[Excerpts from a figure dataset]
........

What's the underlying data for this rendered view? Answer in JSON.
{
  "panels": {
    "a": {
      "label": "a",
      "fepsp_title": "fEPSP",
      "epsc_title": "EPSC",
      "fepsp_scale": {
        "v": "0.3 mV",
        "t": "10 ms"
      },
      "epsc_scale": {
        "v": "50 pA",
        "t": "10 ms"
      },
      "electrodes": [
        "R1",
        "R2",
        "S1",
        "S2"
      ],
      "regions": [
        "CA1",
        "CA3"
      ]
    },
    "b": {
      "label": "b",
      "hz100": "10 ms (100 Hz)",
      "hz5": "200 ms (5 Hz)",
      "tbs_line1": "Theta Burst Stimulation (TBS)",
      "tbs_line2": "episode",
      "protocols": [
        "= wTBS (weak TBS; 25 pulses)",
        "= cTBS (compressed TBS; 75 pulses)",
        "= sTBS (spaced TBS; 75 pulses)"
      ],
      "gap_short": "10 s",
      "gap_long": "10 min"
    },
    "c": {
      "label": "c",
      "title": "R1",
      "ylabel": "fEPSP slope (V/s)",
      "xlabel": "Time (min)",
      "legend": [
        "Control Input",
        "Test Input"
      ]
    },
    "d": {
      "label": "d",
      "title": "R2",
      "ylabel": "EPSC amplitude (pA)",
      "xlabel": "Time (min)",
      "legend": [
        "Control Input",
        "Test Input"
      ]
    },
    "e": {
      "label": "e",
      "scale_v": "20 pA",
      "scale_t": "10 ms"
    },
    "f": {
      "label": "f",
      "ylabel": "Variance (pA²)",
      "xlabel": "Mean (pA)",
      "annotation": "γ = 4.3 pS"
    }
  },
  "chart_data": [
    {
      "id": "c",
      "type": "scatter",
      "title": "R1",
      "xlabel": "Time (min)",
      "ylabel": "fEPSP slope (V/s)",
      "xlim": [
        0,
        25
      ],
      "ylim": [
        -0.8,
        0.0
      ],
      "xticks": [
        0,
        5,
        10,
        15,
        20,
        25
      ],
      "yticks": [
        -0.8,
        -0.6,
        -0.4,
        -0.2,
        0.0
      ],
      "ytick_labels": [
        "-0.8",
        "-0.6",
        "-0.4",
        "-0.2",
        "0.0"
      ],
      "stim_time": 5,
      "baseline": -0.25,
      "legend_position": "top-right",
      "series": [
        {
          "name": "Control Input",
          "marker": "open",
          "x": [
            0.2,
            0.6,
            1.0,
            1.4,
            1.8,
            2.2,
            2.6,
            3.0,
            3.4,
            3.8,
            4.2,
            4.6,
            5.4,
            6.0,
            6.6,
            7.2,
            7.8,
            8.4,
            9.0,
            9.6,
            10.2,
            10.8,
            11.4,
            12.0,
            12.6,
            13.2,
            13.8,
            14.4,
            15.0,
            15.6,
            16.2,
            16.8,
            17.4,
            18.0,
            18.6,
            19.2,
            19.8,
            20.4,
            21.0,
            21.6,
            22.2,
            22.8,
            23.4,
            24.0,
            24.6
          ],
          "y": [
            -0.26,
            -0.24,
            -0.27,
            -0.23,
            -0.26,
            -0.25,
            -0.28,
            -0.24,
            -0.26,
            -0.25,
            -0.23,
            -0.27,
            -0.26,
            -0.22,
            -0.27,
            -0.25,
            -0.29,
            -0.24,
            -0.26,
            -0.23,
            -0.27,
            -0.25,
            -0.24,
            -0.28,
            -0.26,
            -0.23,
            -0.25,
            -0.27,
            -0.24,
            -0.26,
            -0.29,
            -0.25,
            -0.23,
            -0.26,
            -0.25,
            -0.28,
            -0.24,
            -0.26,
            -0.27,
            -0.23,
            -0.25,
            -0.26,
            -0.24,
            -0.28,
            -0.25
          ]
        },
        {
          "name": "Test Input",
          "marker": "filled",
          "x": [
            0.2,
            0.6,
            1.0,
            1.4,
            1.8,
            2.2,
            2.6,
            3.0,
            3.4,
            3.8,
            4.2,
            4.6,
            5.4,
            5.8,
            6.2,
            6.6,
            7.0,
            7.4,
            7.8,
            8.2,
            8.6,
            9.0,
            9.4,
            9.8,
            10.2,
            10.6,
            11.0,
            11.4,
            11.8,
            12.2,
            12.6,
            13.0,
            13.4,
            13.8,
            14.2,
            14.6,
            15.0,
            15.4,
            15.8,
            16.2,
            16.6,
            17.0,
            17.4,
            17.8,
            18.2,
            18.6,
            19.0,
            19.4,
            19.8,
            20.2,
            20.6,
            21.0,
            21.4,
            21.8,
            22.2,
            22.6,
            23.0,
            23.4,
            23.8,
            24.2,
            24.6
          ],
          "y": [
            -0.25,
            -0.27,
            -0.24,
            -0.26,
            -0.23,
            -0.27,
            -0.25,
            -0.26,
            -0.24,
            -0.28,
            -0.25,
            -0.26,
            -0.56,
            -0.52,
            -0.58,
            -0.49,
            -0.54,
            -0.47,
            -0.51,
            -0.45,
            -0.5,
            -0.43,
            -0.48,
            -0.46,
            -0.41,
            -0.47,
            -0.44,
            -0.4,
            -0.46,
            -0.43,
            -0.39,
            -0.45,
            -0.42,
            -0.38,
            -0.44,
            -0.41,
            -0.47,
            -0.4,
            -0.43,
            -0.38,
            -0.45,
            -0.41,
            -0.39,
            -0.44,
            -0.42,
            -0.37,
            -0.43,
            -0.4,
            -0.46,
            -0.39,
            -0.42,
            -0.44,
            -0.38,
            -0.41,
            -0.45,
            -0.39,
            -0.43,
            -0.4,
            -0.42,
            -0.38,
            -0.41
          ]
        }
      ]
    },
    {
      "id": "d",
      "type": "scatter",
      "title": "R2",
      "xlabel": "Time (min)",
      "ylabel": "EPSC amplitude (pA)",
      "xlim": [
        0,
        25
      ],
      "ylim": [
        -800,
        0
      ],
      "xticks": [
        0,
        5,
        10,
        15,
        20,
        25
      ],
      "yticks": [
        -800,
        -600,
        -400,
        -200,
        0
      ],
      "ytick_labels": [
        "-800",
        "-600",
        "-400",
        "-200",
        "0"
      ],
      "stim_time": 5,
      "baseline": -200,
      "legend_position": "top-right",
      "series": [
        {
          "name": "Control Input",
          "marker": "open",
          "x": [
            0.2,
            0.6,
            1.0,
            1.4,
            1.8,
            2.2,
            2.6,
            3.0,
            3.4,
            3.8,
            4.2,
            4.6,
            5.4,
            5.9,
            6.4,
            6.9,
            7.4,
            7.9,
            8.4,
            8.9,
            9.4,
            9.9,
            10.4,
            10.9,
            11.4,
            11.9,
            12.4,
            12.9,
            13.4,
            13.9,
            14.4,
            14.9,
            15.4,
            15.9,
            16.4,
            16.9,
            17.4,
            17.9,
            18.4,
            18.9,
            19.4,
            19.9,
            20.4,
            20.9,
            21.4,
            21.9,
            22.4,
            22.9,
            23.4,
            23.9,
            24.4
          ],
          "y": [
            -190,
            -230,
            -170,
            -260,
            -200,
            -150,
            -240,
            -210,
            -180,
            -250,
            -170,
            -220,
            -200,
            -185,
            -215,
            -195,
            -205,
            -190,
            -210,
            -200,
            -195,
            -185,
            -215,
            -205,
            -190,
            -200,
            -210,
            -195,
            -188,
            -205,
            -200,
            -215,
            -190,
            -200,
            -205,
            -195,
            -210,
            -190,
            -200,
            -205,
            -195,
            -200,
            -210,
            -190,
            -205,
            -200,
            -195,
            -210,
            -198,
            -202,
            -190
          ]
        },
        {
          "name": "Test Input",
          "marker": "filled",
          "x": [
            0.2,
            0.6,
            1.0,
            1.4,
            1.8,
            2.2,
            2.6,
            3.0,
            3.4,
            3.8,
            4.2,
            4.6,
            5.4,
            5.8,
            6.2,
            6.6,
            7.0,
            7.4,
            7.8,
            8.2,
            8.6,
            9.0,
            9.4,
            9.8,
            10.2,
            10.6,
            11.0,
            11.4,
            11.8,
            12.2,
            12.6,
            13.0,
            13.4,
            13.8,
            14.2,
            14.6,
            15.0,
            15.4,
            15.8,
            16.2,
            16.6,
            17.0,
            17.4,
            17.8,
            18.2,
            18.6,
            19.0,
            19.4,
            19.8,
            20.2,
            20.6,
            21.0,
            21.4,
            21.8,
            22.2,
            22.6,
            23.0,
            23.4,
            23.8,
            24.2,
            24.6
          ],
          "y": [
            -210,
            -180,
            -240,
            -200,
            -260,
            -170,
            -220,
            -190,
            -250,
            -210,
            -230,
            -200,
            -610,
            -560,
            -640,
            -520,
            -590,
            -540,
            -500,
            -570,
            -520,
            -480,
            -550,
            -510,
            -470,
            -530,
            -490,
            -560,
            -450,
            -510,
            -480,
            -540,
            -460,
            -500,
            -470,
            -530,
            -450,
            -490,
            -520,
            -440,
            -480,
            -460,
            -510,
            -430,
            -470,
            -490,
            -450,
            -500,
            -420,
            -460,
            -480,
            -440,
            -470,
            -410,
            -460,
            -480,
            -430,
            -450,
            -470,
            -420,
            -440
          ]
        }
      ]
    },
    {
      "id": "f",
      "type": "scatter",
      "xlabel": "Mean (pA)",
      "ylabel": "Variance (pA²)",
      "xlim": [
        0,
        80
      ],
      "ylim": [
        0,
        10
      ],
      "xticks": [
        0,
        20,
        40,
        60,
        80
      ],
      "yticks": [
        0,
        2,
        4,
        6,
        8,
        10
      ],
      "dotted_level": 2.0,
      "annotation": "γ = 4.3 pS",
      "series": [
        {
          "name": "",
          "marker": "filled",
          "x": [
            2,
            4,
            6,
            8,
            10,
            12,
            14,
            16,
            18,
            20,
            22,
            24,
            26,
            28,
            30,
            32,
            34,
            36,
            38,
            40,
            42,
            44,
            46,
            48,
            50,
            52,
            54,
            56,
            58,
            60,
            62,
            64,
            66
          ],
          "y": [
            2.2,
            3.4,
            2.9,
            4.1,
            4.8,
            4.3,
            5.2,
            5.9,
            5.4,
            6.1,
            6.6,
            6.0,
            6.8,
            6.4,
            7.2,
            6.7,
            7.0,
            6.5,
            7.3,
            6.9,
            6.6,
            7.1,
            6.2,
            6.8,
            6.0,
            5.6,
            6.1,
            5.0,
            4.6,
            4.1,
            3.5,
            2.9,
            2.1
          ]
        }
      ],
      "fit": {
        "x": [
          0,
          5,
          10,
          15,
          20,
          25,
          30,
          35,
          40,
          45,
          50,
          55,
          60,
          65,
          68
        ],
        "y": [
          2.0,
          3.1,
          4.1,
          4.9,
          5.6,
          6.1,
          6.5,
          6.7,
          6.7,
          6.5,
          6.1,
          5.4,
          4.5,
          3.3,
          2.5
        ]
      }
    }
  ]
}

........

-- WHAT IS ASKED --
State the number of lines in the data that include the string "annotation", and add nothing else.

-- THE OUTPUT --
2